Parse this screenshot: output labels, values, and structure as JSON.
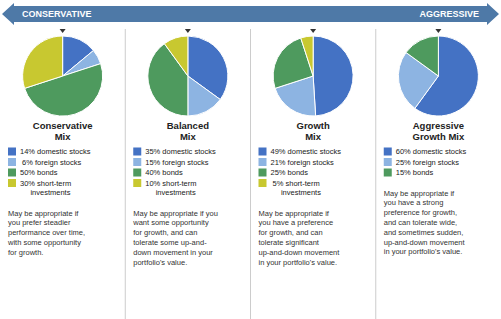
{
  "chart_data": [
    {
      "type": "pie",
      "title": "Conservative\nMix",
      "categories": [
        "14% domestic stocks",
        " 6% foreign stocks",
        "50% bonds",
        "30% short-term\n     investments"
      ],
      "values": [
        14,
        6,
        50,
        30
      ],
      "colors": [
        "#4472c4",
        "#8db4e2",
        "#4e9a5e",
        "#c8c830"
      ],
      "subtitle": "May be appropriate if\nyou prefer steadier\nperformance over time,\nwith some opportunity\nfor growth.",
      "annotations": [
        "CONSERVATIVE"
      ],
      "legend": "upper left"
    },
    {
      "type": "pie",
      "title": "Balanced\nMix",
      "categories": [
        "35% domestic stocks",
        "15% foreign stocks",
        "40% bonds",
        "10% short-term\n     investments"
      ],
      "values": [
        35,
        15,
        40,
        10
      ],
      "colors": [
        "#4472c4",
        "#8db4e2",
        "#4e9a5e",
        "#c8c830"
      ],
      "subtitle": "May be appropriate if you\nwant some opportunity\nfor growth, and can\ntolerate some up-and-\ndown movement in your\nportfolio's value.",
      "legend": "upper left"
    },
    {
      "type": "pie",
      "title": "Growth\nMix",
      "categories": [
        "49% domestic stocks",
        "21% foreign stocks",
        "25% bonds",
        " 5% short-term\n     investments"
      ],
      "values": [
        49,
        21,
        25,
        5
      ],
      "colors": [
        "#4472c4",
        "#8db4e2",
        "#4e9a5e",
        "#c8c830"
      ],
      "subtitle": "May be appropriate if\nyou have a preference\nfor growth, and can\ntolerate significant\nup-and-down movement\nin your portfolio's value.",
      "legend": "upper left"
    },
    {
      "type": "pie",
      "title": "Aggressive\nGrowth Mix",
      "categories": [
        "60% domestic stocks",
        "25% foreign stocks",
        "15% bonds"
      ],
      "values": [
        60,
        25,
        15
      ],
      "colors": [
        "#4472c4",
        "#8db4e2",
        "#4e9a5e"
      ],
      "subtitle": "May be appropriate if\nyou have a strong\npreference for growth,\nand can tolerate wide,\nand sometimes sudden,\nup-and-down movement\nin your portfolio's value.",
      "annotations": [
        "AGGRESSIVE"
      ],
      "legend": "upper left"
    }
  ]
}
--
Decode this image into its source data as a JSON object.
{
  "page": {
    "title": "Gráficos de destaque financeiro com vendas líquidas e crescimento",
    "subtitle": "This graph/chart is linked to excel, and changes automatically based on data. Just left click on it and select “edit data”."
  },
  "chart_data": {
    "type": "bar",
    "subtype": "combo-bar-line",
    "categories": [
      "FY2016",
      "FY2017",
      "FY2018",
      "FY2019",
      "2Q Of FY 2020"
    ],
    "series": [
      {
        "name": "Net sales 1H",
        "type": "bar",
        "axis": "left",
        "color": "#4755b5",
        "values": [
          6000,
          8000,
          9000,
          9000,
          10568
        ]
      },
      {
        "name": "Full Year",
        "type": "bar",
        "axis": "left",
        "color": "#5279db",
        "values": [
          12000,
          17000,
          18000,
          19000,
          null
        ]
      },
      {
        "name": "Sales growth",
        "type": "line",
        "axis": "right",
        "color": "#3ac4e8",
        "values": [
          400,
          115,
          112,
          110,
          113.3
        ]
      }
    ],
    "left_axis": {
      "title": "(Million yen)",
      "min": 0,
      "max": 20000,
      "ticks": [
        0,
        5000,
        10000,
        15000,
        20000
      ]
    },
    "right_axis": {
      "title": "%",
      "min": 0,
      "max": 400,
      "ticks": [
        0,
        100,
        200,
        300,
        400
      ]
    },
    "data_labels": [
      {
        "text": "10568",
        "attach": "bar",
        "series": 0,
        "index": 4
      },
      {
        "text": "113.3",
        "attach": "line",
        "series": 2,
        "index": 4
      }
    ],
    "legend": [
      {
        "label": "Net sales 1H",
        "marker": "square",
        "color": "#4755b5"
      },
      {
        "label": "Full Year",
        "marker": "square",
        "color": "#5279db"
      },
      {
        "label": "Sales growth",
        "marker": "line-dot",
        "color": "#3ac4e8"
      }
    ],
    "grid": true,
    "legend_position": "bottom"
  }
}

> [Directions]
Find the lines above that include the string "nfor" and copy them.

> [Answer to this problem]
      "subtitle": "May be appropriate if\nyou prefer steadier\nperformance over time,\nwith some opportunity\nfor growth.",
      "subtitle": "May be appropriate if you\nwant some opportunity\nfor growth, and can\ntolerate some up-and-\ndown movement in your\nportfolio's value.",
      "subtitle": "May be appropriate if\nyou have a preference\nfor growth, and can\ntolerate significant\nup-and-down movement\nin your portfolio's value.",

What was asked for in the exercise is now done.